Directions for this task: Check each line of the data for the string "Monthly". Report how many have it, and give nothing else.

** Opening Supplied material block **

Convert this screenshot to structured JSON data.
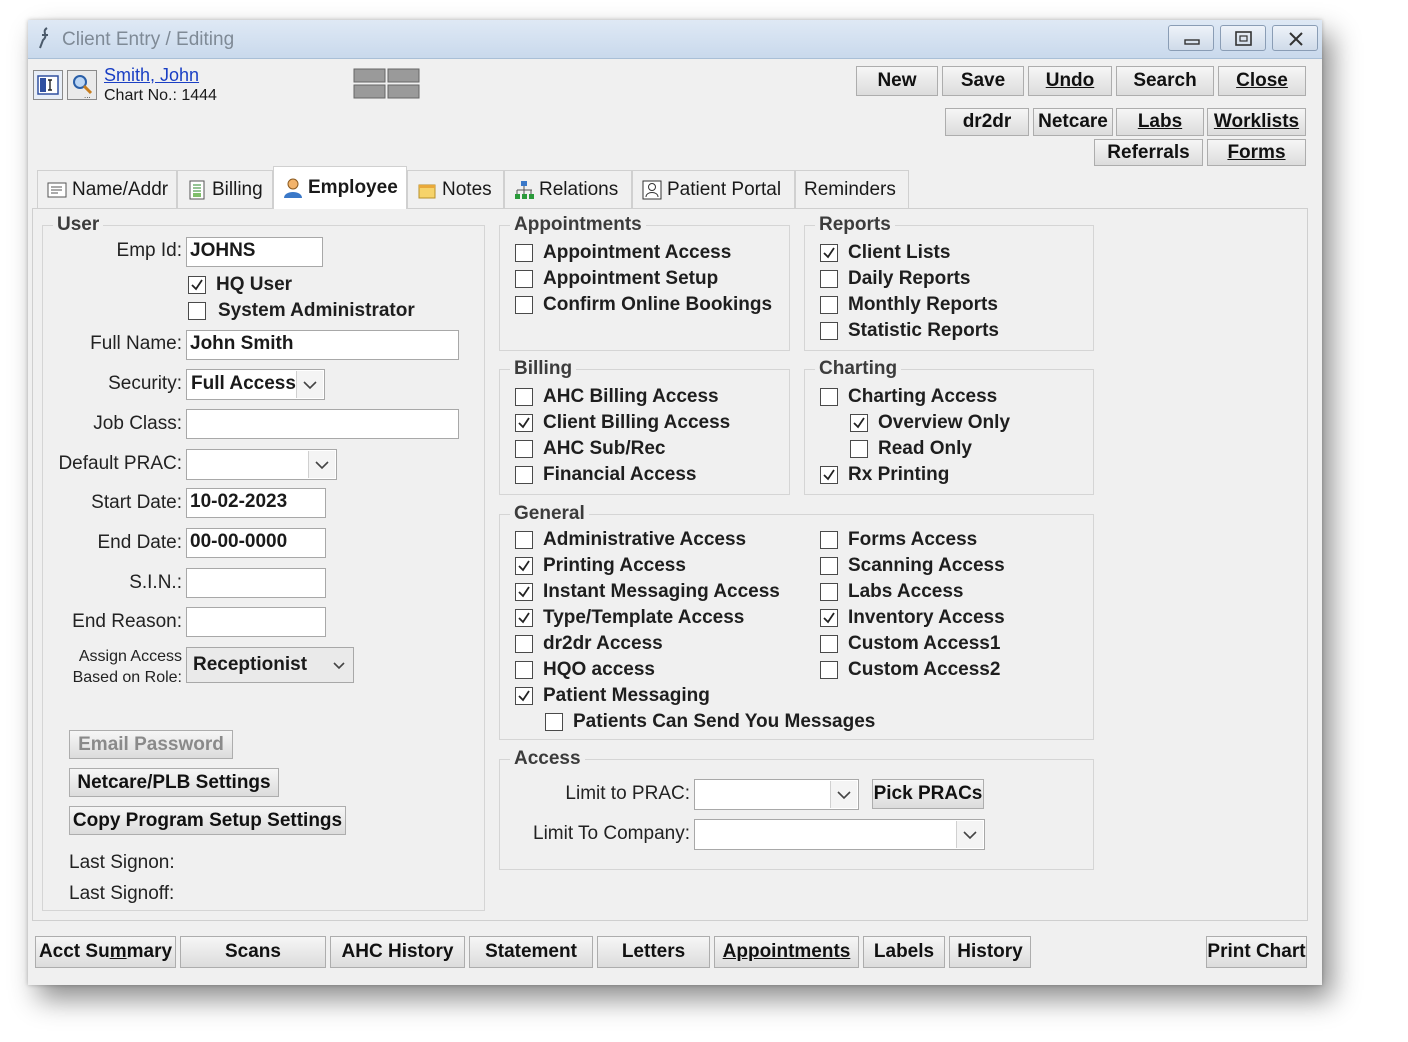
{
  "window": {
    "title": "Client Entry / Editing"
  },
  "patient": {
    "name": "Smith, John",
    "chart": "Chart No.: 1444"
  },
  "toolbar": {
    "new": "New",
    "save": "Save",
    "undo": "Undo",
    "search": "Search",
    "close": "Close",
    "dr2dr": "dr2dr",
    "netcare": "Netcare",
    "labs": "Labs",
    "worklists": "Worklists",
    "referrals": "Referrals",
    "forms": "Forms"
  },
  "tabs": [
    "Name/Addr",
    "Billing",
    "Employee",
    "Notes",
    "Relations",
    "Patient Portal",
    "Reminders"
  ],
  "user": {
    "legend": "User",
    "emp_id_label": "Emp Id:",
    "emp_id": "JOHNS",
    "hq_user": {
      "label": "HQ User",
      "checked": true
    },
    "sys_admin": {
      "label": "System Administrator",
      "checked": false
    },
    "full_name_label": "Full Name:",
    "full_name": "John Smith",
    "security_label": "Security:",
    "security": "Full Access",
    "job_class_label": "Job Class:",
    "job_class": "",
    "default_prac_label": "Default PRAC:",
    "default_prac": "",
    "start_date_label": "Start Date:",
    "start_date": "10-02-2023",
    "end_date_label": "End Date:",
    "end_date": "00-00-0000",
    "sin_label": "S.I.N.:",
    "sin": "",
    "end_reason_label": "End Reason:",
    "end_reason": "",
    "assign_label_1": "Assign Access",
    "assign_label_2": "Based on Role:",
    "role": "Receptionist",
    "email_password": "Email Password",
    "netcare_settings": "Netcare/PLB Settings",
    "copy_settings": "Copy Program Setup Settings",
    "last_signon": "Last Signon:",
    "last_signoff": "Last Signoff:"
  },
  "appointments": {
    "legend": "Appointments",
    "items": [
      {
        "label": "Appointment Access",
        "checked": false
      },
      {
        "label": "Appointment Setup",
        "checked": false
      },
      {
        "label": "Confirm Online Bookings",
        "checked": false
      }
    ]
  },
  "reports": {
    "legend": "Reports",
    "items": [
      {
        "label": "Client Lists",
        "checked": true
      },
      {
        "label": "Daily Reports",
        "checked": false
      },
      {
        "label": "Monthly Reports",
        "checked": false
      },
      {
        "label": "Statistic Reports",
        "checked": false
      }
    ]
  },
  "billing": {
    "legend": "Billing",
    "items": [
      {
        "label": "AHC Billing Access",
        "checked": false
      },
      {
        "label": "Client Billing Access",
        "checked": true
      },
      {
        "label": "AHC Sub/Rec",
        "checked": false
      },
      {
        "label": "Financial Access",
        "checked": false
      }
    ]
  },
  "charting": {
    "legend": "Charting",
    "items": [
      {
        "label": "Charting Access",
        "checked": false
      },
      {
        "label": "Overview Only",
        "checked": true
      },
      {
        "label": "Read Only",
        "checked": false
      },
      {
        "label": "Rx Printing",
        "checked": true
      }
    ]
  },
  "general": {
    "legend": "General",
    "left": [
      {
        "label": "Administrative Access",
        "checked": false
      },
      {
        "label": "Printing Access",
        "checked": true
      },
      {
        "label": "Instant Messaging Access",
        "checked": true
      },
      {
        "label": "Type/Template Access",
        "checked": true
      },
      {
        "label": "dr2dr Access",
        "checked": false
      },
      {
        "label": "HQO access",
        "checked": false
      },
      {
        "label": "Patient Messaging",
        "checked": true
      },
      {
        "label": "Patients Can Send You Messages",
        "checked": false
      }
    ],
    "right": [
      {
        "label": "Forms Access",
        "checked": false
      },
      {
        "label": "Scanning Access",
        "checked": false
      },
      {
        "label": "Labs Access",
        "checked": false
      },
      {
        "label": "Inventory Access",
        "checked": true
      },
      {
        "label": "Custom Access1",
        "checked": false
      },
      {
        "label": "Custom Access2",
        "checked": false
      }
    ]
  },
  "access": {
    "legend": "Access",
    "limit_prac_label": "Limit to PRAC:",
    "limit_prac": "",
    "pick_pracs": "Pick PRACs",
    "limit_company_label": "Limit To Company:",
    "limit_company": ""
  },
  "bottom": {
    "acct_summary_pre": "Acct Su",
    "acct_summary_u": "m",
    "acct_summary_post": "mary",
    "scans": "Scans",
    "ahc_history": "AHC History",
    "statement": "Statement",
    "letters": "Letters",
    "appointments": "Appointments",
    "labels": "Labels",
    "history": "History",
    "print_chart": "Print Chart"
  }
}
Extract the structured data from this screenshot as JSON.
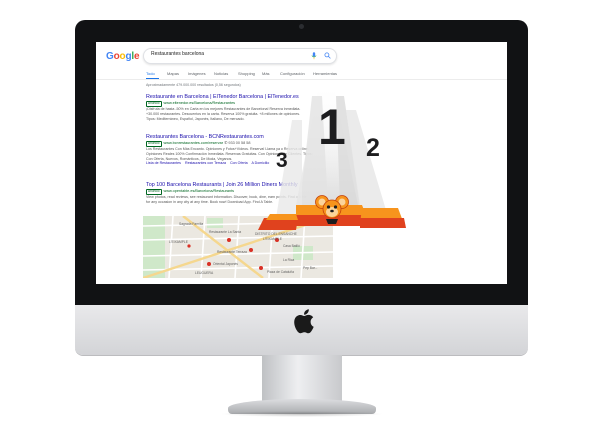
{
  "google": {
    "logo_letters": [
      {
        "char": "G",
        "color": "#4285F4"
      },
      {
        "char": "o",
        "color": "#EA4335"
      },
      {
        "char": "o",
        "color": "#FBBC05"
      },
      {
        "char": "g",
        "color": "#4285F4"
      },
      {
        "char": "l",
        "color": "#34A853"
      },
      {
        "char": "e",
        "color": "#EA4335"
      }
    ],
    "search_query": "Restaurantes barcelona"
  },
  "tabs": [
    "Todo",
    "Mapas",
    "Imágenes",
    "Noticias",
    "Shopping",
    "Más",
    "Configuración",
    "Herramientas"
  ],
  "stats_text": "Aproximadamente 479.000.000 resultados (0,56 segundos)",
  "results": [
    {
      "title": "Restaurante en Barcelona | ElTenedor Barcelona | ElTenedor.es",
      "badge": "Anuncio",
      "url": "www.eltenedor.es/Barcelona/Restaurantes",
      "desc": [
        "¡Disfruta de hasta -50% en Carta en los mejores Restaurantes de Barcelona! Reserva inmediata.",
        "+30.000 restaurantes. Descuentos en la carta. Reserva 100% gratuita. +8 millones de opiniones.",
        "Tipos: Mediterráneo, Español, Japonés, Italiano, De mercado."
      ],
      "links": []
    },
    {
      "title": "Restaurantes Barcelona - BCNRestaurantes.com",
      "badge": "Anuncio",
      "url": "www.bcnrestaurantes.com/reservar",
      "phone": "933 00 58 58",
      "desc": [
        "Los Restaurantes Con Más Encanto. Opiniones y Fotos+Vídeos. Reserva! Llama ya o Reserva online.",
        "Opiniones Reales 100% Confirmación Inmediata. Reservas Gratuitas. Con Opiniones de Clientes. Tipos:",
        "Con Oferta, Nuevos, Románticos, De Moda, Veganos."
      ],
      "links": [
        "Lista de Restaurantes",
        "Restaurantes con Terraza",
        "Con Oferta",
        "A Domicilio"
      ]
    },
    {
      "title": "Top 100 Barcelona Restaurants | Join 26 Million Diners Monthly",
      "badge": "Anuncio",
      "url": "www.opentable.es/Barcelona/Restaurants",
      "desc": [
        "View photos, read reviews, see restaurant information. Discover, book, dine, earn points. Find a table",
        "for any occasion in any city at any time. Book now! Download App. Find A Table."
      ],
      "links": []
    }
  ],
  "map_labels": [
    {
      "name": "map-label-sagrada",
      "text": "Sagrada Família"
    },
    {
      "name": "map-label-mercado",
      "text": "Mercado Fresca Barcelona"
    },
    {
      "name": "map-label-lasanta",
      "text": "Restaurante La Santa"
    },
    {
      "name": "map-label-distrito",
      "text": "DISTRITO DEL ENSANCHE"
    },
    {
      "name": "map-label-distrito-sub",
      "text": "L'EIXAMPLE"
    },
    {
      "name": "map-label-leixample",
      "text": "L'EIXAMPLE"
    },
    {
      "name": "map-label-casa-batllo",
      "text": "Casa Batlló"
    },
    {
      "name": "map-label-terraza",
      "text": "Restaurante Terraza"
    },
    {
      "name": "map-label-oriental",
      "text": "Oriental Japonés"
    },
    {
      "name": "map-label-larica",
      "text": "La Rica"
    },
    {
      "name": "map-label-leuguera",
      "text": "LEUGUERA"
    },
    {
      "name": "map-label-plaza-cat",
      "text": "Plaza de Cataluña"
    },
    {
      "name": "map-label-pep",
      "text": "Pep Bar..."
    }
  ],
  "podium": {
    "first": "1",
    "second": "2",
    "third": "3",
    "colors": {
      "podium_dark": "#e0421e",
      "podium_light": "#f7941d",
      "beam": "#ececec",
      "digit": "#1d1d1f"
    }
  },
  "colors": {
    "link_blue": "#1a0dab",
    "url_green": "#006621",
    "tab_active": "#1a73e8",
    "frame": "#111214"
  }
}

** Closing Supplied material block **

Solution for this problem: 2